>>>

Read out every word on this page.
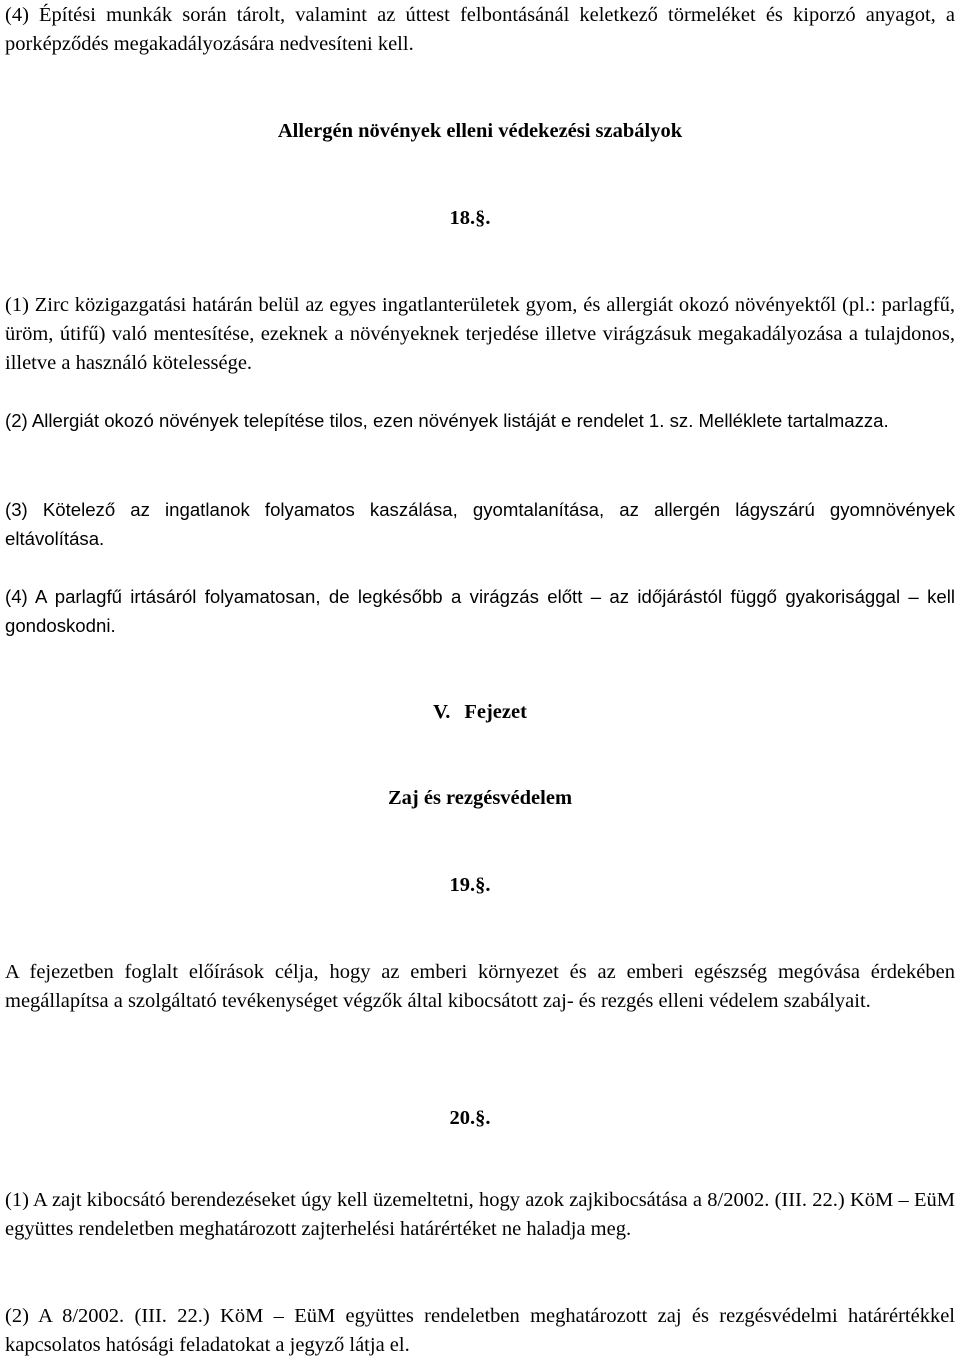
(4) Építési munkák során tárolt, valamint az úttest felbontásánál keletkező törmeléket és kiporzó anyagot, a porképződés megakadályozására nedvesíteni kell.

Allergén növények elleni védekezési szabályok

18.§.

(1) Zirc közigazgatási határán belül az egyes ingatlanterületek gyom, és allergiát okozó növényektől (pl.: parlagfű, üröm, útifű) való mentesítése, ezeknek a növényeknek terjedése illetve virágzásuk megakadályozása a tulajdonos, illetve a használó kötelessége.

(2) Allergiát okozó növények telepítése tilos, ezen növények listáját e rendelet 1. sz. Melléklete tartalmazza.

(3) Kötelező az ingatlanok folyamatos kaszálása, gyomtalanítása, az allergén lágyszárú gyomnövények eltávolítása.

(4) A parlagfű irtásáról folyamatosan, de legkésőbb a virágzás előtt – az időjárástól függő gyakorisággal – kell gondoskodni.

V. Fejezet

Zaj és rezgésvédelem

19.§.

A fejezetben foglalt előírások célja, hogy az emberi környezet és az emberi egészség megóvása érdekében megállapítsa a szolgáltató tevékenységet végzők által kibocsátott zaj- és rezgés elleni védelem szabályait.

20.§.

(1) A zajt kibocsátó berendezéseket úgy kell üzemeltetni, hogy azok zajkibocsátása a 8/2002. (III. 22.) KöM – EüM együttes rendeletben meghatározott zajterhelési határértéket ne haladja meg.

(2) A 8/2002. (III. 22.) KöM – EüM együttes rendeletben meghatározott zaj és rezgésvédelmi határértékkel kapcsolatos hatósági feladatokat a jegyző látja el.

<<<

GOAL: Find the lines above that include the string "elleni" and copy them.

RESULT OF THIS TASK:
Allergén növények elleni védekezési szabályok
A fejezetben foglalt előírások célja, hogy az emberi környezet és az emberi egészség megóvása érdekében megállapítsa a szolgáltató tevékenységet végzők által kibocsátott zaj- és rezgés elleni védelem szabályait.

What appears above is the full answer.